● Problem requirements
Word for word, print each line of the listing below; pictures stay out.
***** Supplied material
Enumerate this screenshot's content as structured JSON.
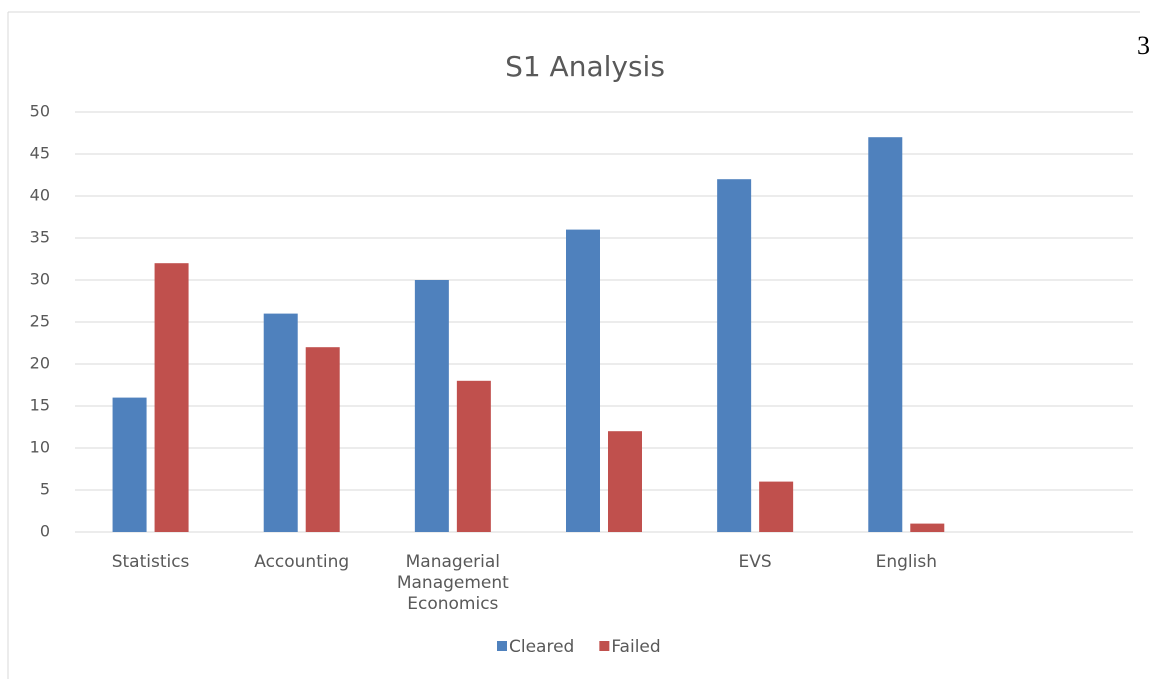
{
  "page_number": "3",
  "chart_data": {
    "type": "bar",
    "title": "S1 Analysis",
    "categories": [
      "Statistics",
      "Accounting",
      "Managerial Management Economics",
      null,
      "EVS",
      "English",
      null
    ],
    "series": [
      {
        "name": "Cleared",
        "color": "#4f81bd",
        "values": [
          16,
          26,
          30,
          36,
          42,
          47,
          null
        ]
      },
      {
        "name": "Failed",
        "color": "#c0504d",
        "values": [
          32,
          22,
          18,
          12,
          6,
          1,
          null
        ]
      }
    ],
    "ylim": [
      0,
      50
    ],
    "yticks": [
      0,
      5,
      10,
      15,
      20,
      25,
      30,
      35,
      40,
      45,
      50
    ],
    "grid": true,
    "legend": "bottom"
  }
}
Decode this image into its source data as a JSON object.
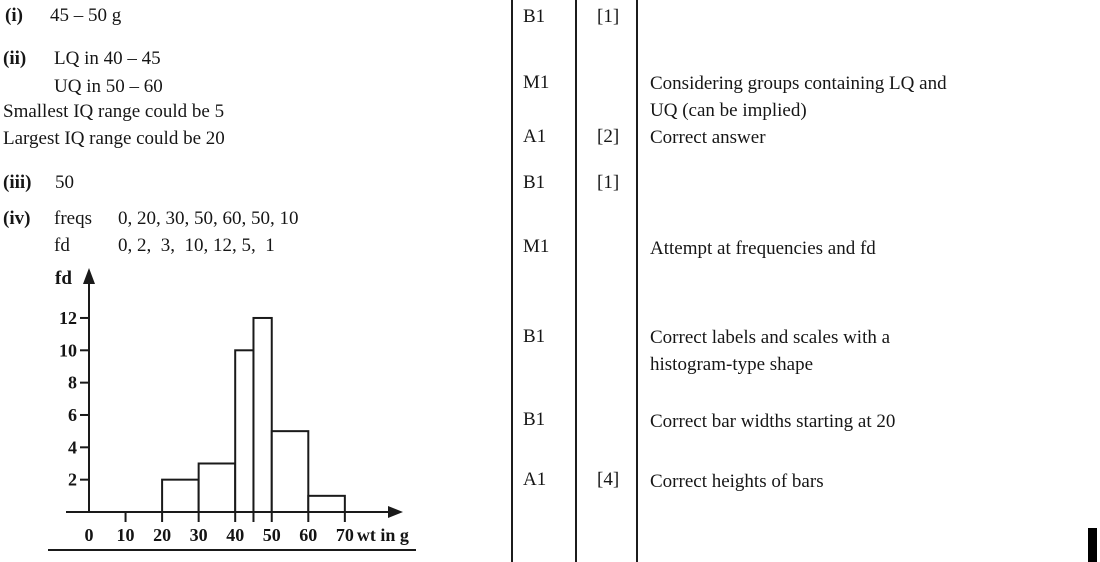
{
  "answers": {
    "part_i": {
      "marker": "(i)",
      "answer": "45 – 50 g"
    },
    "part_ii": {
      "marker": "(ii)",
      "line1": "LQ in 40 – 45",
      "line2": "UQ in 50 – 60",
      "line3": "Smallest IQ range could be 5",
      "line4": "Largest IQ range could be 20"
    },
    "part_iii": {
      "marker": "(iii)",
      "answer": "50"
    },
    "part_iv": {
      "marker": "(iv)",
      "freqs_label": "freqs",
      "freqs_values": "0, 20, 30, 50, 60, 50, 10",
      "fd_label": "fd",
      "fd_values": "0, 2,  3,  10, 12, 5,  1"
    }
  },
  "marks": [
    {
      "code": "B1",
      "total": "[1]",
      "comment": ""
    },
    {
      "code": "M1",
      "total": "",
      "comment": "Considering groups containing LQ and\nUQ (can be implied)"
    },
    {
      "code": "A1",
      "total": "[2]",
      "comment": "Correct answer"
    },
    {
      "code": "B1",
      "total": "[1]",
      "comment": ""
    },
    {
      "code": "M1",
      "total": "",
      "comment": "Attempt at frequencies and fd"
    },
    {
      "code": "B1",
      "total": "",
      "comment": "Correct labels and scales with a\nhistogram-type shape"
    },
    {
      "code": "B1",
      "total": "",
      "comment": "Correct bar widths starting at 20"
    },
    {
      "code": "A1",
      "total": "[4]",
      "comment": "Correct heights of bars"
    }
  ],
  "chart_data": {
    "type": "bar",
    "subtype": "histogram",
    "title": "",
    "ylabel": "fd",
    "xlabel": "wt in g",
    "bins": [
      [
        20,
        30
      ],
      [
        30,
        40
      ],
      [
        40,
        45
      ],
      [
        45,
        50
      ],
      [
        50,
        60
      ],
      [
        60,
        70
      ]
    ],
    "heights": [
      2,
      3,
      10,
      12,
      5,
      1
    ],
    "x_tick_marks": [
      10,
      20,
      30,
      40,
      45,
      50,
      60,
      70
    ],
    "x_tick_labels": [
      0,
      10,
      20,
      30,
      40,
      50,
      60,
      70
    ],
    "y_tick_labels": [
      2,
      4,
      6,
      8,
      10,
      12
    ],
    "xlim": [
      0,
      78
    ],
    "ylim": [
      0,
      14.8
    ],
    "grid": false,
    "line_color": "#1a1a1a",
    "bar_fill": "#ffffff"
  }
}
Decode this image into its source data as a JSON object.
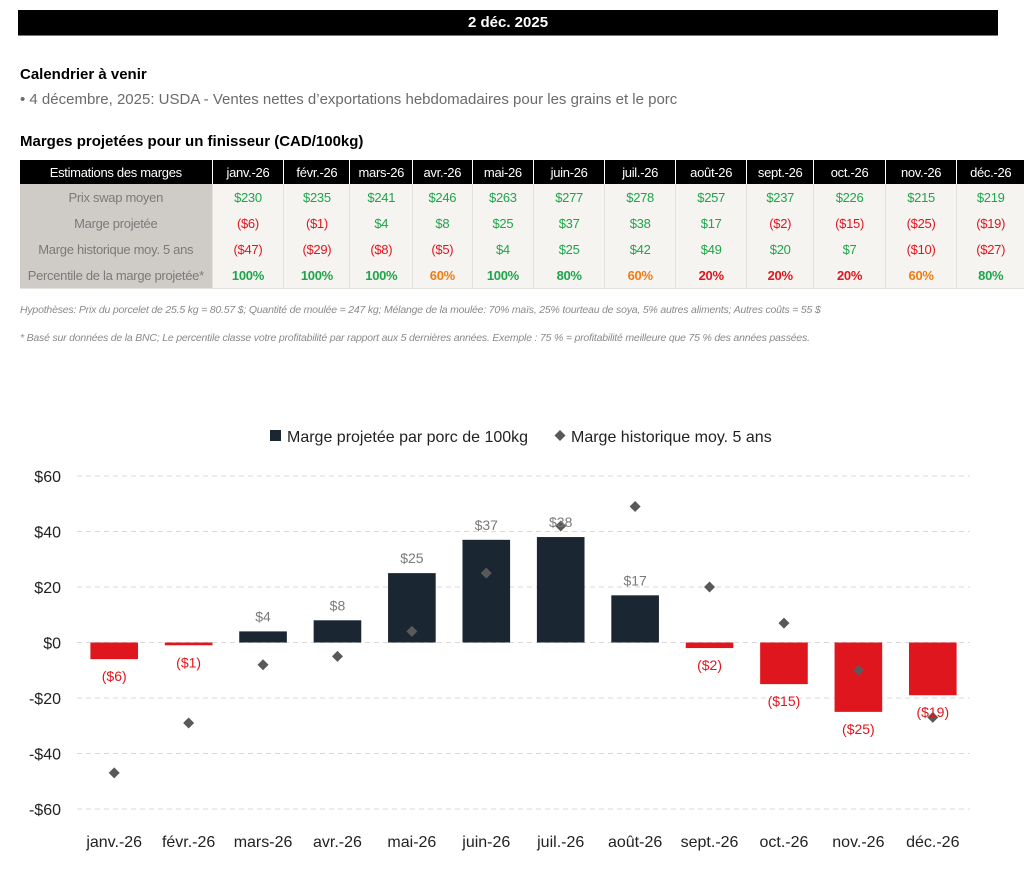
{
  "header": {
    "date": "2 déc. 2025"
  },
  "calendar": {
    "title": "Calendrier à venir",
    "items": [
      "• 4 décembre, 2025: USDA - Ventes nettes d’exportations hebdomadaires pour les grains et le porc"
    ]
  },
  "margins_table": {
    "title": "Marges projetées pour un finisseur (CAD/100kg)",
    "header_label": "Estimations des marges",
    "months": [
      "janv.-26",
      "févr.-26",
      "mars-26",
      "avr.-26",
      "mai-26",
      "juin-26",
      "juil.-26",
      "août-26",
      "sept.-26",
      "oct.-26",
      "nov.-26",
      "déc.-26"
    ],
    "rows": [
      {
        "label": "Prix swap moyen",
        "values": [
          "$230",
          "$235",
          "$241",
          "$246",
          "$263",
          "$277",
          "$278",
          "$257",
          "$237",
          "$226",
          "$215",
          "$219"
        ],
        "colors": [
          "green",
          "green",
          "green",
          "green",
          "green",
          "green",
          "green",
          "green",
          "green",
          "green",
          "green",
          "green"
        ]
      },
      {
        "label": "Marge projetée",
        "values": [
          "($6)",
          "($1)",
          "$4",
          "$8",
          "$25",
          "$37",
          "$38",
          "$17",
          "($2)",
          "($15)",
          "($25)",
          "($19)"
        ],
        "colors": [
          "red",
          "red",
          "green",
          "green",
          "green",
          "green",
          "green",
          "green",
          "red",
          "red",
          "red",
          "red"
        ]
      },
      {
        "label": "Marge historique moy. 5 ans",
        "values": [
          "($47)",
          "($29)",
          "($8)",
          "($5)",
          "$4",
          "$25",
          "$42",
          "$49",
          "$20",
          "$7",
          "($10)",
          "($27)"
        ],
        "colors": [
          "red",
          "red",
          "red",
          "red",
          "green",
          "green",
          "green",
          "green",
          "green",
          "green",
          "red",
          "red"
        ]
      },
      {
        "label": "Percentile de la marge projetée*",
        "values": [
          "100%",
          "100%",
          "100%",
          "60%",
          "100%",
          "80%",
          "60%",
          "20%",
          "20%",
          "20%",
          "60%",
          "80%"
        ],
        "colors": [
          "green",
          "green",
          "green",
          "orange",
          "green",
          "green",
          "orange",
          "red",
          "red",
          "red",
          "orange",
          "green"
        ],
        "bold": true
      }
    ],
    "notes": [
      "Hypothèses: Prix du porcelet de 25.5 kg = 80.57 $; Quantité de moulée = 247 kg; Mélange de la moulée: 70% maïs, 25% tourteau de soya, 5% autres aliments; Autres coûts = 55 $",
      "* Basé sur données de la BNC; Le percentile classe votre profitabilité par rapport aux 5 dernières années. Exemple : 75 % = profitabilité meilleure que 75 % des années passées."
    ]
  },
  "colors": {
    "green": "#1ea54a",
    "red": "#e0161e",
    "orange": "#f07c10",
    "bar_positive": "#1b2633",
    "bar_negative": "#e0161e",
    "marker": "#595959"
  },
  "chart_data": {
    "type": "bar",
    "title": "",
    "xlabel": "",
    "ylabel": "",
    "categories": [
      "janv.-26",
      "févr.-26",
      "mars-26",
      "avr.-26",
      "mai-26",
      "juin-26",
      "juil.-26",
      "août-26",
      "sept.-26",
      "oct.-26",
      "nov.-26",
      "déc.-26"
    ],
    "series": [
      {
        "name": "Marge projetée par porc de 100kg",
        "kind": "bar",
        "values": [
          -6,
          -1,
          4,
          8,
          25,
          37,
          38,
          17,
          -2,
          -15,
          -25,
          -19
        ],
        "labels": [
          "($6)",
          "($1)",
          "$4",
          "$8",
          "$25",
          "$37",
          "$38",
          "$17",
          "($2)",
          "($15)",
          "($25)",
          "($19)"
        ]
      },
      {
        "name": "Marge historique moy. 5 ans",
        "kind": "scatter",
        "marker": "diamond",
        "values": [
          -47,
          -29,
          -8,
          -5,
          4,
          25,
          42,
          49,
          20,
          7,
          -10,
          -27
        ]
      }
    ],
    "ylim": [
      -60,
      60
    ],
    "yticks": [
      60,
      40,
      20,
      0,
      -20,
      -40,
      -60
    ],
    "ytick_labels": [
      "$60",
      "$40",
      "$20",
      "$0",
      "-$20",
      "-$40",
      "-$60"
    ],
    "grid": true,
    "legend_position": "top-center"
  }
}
**********
● Exercise response
Enumerate this screenshot's content as structured JSON.
{
  "page_number": "3",
  "chart_data": {
    "type": "bar",
    "title": "S1 Analysis",
    "categories": [
      "Statistics",
      "Accounting",
      "Managerial Management Economics",
      null,
      "EVS",
      "English",
      null
    ],
    "series": [
      {
        "name": "Cleared",
        "color": "#4f81bd",
        "values": [
          16,
          26,
          30,
          36,
          42,
          47,
          null
        ]
      },
      {
        "name": "Failed",
        "color": "#c0504d",
        "values": [
          32,
          22,
          18,
          12,
          6,
          1,
          null
        ]
      }
    ],
    "ylim": [
      0,
      50
    ],
    "yticks": [
      0,
      5,
      10,
      15,
      20,
      25,
      30,
      35,
      40,
      45,
      50
    ],
    "grid": true,
    "legend": "bottom"
  }
}
Decode this image into its source data as a JSON object.
{
  "answers": {
    "part_i": {
      "marker": "(i)",
      "answer": "45 – 50 g"
    },
    "part_ii": {
      "marker": "(ii)",
      "line1": "LQ in 40 – 45",
      "line2": "UQ in 50 – 60",
      "line3": "Smallest IQ range could be 5",
      "line4": "Largest IQ range could be 20"
    },
    "part_iii": {
      "marker": "(iii)",
      "answer": "50"
    },
    "part_iv": {
      "marker": "(iv)",
      "freqs_label": "freqs",
      "freqs_values": "0, 20, 30, 50, 60, 50, 10",
      "fd_label": "fd",
      "fd_values": "0, 2,  3,  10, 12, 5,  1"
    }
  },
  "marks": [
    {
      "code": "B1",
      "total": "[1]",
      "comment": ""
    },
    {
      "code": "M1",
      "total": "",
      "comment": "Considering groups containing LQ and\nUQ (can be implied)"
    },
    {
      "code": "A1",
      "total": "[2]",
      "comment": "Correct answer"
    },
    {
      "code": "B1",
      "total": "[1]",
      "comment": ""
    },
    {
      "code": "M1",
      "total": "",
      "comment": "Attempt at frequencies and fd"
    },
    {
      "code": "B1",
      "total": "",
      "comment": "Correct labels and scales with a\nhistogram-type shape"
    },
    {
      "code": "B1",
      "total": "",
      "comment": "Correct bar widths starting at 20"
    },
    {
      "code": "A1",
      "total": "[4]",
      "comment": "Correct heights of bars"
    }
  ],
  "chart_data": {
    "type": "bar",
    "subtype": "histogram",
    "title": "",
    "ylabel": "fd",
    "xlabel": "wt in g",
    "bins": [
      [
        20,
        30
      ],
      [
        30,
        40
      ],
      [
        40,
        45
      ],
      [
        45,
        50
      ],
      [
        50,
        60
      ],
      [
        60,
        70
      ]
    ],
    "heights": [
      2,
      3,
      10,
      12,
      5,
      1
    ],
    "x_tick_marks": [
      10,
      20,
      30,
      40,
      45,
      50,
      60,
      70
    ],
    "x_tick_labels": [
      0,
      10,
      20,
      30,
      40,
      50,
      60,
      70
    ],
    "y_tick_labels": [
      2,
      4,
      6,
      8,
      10,
      12
    ],
    "xlim": [
      0,
      78
    ],
    "ylim": [
      0,
      14.8
    ],
    "grid": false,
    "line_color": "#1a1a1a",
    "bar_fill": "#ffffff"
  }
}
Decode this image into its source data as a JSON object.
{
  "header": {
    "date": "2 déc. 2025"
  },
  "calendar": {
    "title": "Calendrier à venir",
    "items": [
      "• 4 décembre, 2025: USDA - Ventes nettes d’exportations hebdomadaires pour les grains et le porc"
    ]
  },
  "margins_table": {
    "title": "Marges projetées pour un finisseur (CAD/100kg)",
    "header_label": "Estimations des marges",
    "months": [
      "janv.-26",
      "févr.-26",
      "mars-26",
      "avr.-26",
      "mai-26",
      "juin-26",
      "juil.-26",
      "août-26",
      "sept.-26",
      "oct.-26",
      "nov.-26",
      "déc.-26"
    ],
    "rows": [
      {
        "label": "Prix swap moyen",
        "values": [
          "$230",
          "$235",
          "$241",
          "$246",
          "$263",
          "$277",
          "$278",
          "$257",
          "$237",
          "$226",
          "$215",
          "$219"
        ],
        "colors": [
          "green",
          "green",
          "green",
          "green",
          "green",
          "green",
          "green",
          "green",
          "green",
          "green",
          "green",
          "green"
        ]
      },
      {
        "label": "Marge projetée",
        "values": [
          "($6)",
          "($1)",
          "$4",
          "$8",
          "$25",
          "$37",
          "$38",
          "$17",
          "($2)",
          "($15)",
          "($25)",
          "($19)"
        ],
        "colors": [
          "red",
          "red",
          "green",
          "green",
          "green",
          "green",
          "green",
          "green",
          "red",
          "red",
          "red",
          "red"
        ]
      },
      {
        "label": "Marge historique moy. 5 ans",
        "values": [
          "($47)",
          "($29)",
          "($8)",
          "($5)",
          "$4",
          "$25",
          "$42",
          "$49",
          "$20",
          "$7",
          "($10)",
          "($27)"
        ],
        "colors": [
          "red",
          "red",
          "red",
          "red",
          "green",
          "green",
          "green",
          "green",
          "green",
          "green",
          "red",
          "red"
        ]
      },
      {
        "label": "Percentile de la marge projetée*",
        "values": [
          "100%",
          "100%",
          "100%",
          "60%",
          "100%",
          "80%",
          "60%",
          "20%",
          "20%",
          "20%",
          "60%",
          "80%"
        ],
        "colors": [
          "green",
          "green",
          "green",
          "orange",
          "green",
          "green",
          "orange",
          "red",
          "red",
          "red",
          "orange",
          "green"
        ],
        "bold": true
      }
    ],
    "notes": [
      "Hypothèses: Prix du porcelet de 25.5 kg = 80.57 $; Quantité de moulée = 247 kg; Mélange de la moulée: 70% maïs, 25% tourteau de soya, 5% autres aliments; Autres coûts = 55 $",
      "* Basé sur données de la BNC; Le percentile classe votre profitabilité par rapport aux 5 dernières années. Exemple : 75 % = profitabilité meilleure que 75 % des années passées."
    ]
  },
  "colors": {
    "green": "#1ea54a",
    "red": "#e0161e",
    "orange": "#f07c10",
    "bar_positive": "#1b2633",
    "bar_negative": "#e0161e",
    "marker": "#595959"
  },
  "chart_data": {
    "type": "bar",
    "title": "",
    "xlabel": "",
    "ylabel": "",
    "categories": [
      "janv.-26",
      "févr.-26",
      "mars-26",
      "avr.-26",
      "mai-26",
      "juin-26",
      "juil.-26",
      "août-26",
      "sept.-26",
      "oct.-26",
      "nov.-26",
      "déc.-26"
    ],
    "series": [
      {
        "name": "Marge projetée par porc de 100kg",
        "kind": "bar",
        "values": [
          -6,
          -1,
          4,
          8,
          25,
          37,
          38,
          17,
          -2,
          -15,
          -25,
          -19
        ],
        "labels": [
          "($6)",
          "($1)",
          "$4",
          "$8",
          "$25",
          "$37",
          "$38",
          "$17",
          "($2)",
          "($15)",
          "($25)",
          "($19)"
        ]
      },
      {
        "name": "Marge historique moy. 5 ans",
        "kind": "scatter",
        "marker": "diamond",
        "values": [
          -47,
          -29,
          -8,
          -5,
          4,
          25,
          42,
          49,
          20,
          7,
          -10,
          -27
        ]
      }
    ],
    "ylim": [
      -60,
      60
    ],
    "yticks": [
      60,
      40,
      20,
      0,
      -20,
      -40,
      -60
    ],
    "ytick_labels": [
      "$60",
      "$40",
      "$20",
      "$0",
      "-$20",
      "-$40",
      "-$60"
    ],
    "grid": true,
    "legend_position": "top-center"
  }
}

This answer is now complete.